-- Begin --

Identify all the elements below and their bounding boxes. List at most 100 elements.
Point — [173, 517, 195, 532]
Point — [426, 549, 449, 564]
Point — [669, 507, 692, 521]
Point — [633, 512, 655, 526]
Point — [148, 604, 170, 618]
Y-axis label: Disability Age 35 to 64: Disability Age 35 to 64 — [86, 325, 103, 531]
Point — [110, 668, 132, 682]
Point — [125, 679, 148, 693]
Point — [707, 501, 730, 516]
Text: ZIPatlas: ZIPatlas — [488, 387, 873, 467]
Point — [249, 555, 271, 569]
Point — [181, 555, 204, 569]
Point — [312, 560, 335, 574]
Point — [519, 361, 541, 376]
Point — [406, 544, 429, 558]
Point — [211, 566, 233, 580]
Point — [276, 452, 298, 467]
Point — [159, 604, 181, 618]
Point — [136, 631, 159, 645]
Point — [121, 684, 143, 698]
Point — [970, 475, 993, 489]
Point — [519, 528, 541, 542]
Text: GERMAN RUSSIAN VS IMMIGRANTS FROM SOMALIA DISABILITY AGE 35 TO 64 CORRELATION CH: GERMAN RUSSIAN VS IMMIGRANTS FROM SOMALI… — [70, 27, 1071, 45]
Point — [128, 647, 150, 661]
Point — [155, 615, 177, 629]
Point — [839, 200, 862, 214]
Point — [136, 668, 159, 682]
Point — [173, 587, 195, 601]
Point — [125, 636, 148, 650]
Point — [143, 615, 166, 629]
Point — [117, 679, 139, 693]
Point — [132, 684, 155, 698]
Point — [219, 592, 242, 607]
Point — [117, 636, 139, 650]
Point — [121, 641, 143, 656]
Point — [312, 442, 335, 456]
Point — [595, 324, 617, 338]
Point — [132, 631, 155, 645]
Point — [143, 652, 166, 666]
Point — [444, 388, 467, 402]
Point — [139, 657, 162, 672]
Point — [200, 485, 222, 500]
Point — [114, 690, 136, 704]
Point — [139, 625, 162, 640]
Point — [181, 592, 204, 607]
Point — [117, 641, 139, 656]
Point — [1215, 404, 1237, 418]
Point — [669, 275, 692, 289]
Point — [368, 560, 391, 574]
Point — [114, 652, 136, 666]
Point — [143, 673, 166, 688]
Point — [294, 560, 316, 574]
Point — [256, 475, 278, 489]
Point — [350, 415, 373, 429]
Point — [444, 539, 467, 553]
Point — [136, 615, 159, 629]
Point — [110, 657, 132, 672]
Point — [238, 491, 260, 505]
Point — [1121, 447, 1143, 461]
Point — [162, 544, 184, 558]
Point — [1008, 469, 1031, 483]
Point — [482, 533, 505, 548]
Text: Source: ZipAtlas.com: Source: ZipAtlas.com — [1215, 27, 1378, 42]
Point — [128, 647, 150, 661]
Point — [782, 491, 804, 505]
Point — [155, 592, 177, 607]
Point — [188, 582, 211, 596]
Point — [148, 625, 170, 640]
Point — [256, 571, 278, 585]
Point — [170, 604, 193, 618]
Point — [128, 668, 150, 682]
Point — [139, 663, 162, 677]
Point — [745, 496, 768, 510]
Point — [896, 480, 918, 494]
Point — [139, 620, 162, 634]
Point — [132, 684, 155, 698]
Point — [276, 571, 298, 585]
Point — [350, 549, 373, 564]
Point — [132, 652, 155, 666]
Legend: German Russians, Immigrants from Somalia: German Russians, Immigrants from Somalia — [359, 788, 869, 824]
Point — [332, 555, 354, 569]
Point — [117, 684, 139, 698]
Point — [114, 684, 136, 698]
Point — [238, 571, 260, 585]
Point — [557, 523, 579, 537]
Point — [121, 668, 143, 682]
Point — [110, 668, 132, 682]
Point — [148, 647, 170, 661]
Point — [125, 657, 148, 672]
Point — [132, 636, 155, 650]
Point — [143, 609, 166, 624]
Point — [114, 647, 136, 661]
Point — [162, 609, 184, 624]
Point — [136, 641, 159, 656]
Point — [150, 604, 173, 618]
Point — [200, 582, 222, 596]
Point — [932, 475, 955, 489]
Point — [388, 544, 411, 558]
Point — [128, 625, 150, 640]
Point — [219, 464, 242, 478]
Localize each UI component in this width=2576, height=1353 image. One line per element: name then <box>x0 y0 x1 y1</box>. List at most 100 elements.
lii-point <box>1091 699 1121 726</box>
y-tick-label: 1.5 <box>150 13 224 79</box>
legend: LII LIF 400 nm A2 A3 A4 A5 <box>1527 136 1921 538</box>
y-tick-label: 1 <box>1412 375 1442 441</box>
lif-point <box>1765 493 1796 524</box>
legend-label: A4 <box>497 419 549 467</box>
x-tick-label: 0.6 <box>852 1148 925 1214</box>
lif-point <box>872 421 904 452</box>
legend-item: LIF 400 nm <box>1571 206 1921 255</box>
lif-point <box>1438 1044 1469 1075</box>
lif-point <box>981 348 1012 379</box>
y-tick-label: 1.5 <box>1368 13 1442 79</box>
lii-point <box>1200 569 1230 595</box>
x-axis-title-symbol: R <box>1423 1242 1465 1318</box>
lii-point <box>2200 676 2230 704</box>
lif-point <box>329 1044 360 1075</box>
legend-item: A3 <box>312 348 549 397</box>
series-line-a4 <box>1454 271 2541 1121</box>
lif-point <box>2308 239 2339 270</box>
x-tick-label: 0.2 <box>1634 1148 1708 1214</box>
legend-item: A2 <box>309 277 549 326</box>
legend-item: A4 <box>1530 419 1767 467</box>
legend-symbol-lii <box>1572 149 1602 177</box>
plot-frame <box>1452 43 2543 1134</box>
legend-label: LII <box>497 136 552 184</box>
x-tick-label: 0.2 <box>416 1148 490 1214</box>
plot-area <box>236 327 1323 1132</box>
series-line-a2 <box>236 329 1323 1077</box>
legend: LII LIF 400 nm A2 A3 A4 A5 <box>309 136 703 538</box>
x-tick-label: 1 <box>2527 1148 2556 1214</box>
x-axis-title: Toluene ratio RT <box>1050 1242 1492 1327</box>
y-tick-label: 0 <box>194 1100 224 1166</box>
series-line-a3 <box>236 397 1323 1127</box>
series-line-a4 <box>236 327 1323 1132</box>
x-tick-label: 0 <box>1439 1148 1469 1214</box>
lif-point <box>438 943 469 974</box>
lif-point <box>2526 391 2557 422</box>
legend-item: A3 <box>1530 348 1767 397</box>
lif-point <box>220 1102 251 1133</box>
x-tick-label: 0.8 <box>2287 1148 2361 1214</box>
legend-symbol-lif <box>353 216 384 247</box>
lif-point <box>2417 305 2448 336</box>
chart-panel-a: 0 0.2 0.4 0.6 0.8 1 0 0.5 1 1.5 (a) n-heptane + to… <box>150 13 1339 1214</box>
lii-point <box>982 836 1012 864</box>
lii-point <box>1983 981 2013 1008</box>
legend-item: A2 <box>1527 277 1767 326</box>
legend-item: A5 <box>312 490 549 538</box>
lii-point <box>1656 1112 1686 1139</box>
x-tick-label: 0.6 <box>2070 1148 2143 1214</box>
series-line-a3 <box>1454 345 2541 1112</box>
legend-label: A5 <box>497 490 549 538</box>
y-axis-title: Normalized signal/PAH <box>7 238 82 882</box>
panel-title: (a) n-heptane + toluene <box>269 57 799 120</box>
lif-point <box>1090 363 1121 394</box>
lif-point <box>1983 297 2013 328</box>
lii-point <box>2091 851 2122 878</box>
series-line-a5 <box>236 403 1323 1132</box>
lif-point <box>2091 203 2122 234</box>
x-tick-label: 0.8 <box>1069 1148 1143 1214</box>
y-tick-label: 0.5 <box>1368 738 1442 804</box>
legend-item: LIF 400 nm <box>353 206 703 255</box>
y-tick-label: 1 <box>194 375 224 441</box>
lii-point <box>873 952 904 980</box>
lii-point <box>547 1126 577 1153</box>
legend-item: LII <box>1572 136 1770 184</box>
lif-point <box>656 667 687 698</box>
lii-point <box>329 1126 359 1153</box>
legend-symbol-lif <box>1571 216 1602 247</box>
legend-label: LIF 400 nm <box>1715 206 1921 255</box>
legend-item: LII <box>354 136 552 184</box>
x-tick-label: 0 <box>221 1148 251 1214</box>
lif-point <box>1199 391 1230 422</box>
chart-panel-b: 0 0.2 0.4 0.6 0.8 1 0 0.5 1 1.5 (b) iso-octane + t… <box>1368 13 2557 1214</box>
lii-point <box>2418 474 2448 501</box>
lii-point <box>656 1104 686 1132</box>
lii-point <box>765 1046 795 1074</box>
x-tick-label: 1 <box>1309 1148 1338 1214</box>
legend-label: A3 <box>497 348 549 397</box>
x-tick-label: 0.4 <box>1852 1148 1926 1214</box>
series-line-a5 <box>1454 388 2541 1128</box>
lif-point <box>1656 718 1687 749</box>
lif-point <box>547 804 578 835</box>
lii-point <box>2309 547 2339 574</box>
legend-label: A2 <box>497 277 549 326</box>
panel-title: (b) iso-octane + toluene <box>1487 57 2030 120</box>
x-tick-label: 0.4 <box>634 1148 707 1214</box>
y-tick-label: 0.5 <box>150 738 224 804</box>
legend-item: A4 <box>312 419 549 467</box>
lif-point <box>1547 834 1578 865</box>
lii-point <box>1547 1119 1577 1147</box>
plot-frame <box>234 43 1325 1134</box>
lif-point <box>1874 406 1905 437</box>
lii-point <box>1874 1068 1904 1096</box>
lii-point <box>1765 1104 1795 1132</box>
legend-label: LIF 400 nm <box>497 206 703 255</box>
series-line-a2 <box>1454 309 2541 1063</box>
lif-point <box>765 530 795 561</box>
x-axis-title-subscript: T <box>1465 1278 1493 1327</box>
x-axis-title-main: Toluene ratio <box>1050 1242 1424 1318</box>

-- End --

Extract, unchanged, every line from the start of the records through the line containing "Y-axis label: Disability", including that line.

Identify all the elements below and their bounding boxes. List at most 100 elements.
Point — [173, 517, 195, 532]
Point — [426, 549, 449, 564]
Point — [669, 507, 692, 521]
Point — [633, 512, 655, 526]
Point — [148, 604, 170, 618]
Y-axis label: Disability Age 35 to 64: Disability Age 35 to 64 — [86, 325, 103, 531]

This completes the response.